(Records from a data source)
****************************************
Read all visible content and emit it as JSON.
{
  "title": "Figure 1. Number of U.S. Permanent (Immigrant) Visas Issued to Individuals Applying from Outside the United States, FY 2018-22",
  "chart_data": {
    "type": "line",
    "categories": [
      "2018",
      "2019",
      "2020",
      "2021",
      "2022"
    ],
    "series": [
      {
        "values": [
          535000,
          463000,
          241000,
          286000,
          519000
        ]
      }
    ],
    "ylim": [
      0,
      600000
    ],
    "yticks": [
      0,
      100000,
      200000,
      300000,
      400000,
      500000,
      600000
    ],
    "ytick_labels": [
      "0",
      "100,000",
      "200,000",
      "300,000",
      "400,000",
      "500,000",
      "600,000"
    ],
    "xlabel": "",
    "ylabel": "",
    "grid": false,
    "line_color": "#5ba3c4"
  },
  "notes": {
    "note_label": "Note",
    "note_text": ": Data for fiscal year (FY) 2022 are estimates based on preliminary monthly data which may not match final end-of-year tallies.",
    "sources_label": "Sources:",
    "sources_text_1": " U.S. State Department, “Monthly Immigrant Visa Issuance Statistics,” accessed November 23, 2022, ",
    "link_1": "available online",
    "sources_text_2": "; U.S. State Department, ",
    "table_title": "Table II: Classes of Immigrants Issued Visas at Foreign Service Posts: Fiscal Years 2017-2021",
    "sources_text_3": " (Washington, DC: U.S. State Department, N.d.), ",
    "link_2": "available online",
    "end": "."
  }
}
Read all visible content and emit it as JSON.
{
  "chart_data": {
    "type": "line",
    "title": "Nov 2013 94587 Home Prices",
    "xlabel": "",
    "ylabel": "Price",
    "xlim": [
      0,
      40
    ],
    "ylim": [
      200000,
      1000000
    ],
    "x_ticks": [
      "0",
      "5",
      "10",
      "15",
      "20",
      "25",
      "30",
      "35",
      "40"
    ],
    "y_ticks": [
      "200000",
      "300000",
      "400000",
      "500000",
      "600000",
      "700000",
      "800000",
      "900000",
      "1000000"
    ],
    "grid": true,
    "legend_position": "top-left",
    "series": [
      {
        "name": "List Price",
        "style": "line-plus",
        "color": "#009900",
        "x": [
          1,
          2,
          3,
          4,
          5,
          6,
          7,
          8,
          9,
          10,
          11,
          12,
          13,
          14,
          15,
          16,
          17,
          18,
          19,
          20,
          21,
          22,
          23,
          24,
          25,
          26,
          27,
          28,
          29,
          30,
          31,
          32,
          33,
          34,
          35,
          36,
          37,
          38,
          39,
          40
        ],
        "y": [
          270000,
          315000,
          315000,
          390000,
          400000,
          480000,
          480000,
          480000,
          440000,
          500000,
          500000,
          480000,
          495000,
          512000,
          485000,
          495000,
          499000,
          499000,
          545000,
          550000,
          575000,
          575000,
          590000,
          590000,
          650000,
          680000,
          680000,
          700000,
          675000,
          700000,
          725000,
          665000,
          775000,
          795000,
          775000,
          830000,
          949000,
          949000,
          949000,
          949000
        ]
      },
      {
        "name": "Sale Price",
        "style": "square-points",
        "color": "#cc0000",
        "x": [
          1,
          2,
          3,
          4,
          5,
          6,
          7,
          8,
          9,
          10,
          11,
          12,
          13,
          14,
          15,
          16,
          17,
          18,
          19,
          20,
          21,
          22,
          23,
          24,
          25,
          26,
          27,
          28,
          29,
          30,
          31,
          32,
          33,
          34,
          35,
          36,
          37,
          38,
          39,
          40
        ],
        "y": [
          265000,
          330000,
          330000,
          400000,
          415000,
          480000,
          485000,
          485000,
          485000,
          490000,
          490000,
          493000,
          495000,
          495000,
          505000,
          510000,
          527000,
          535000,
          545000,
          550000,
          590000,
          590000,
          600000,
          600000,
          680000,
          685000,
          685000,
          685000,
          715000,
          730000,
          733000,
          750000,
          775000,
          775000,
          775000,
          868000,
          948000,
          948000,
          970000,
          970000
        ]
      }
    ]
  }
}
****************************************
In the listing, find every line with the word "Issued" and state how many there are, nothing more.

## RESULT:
2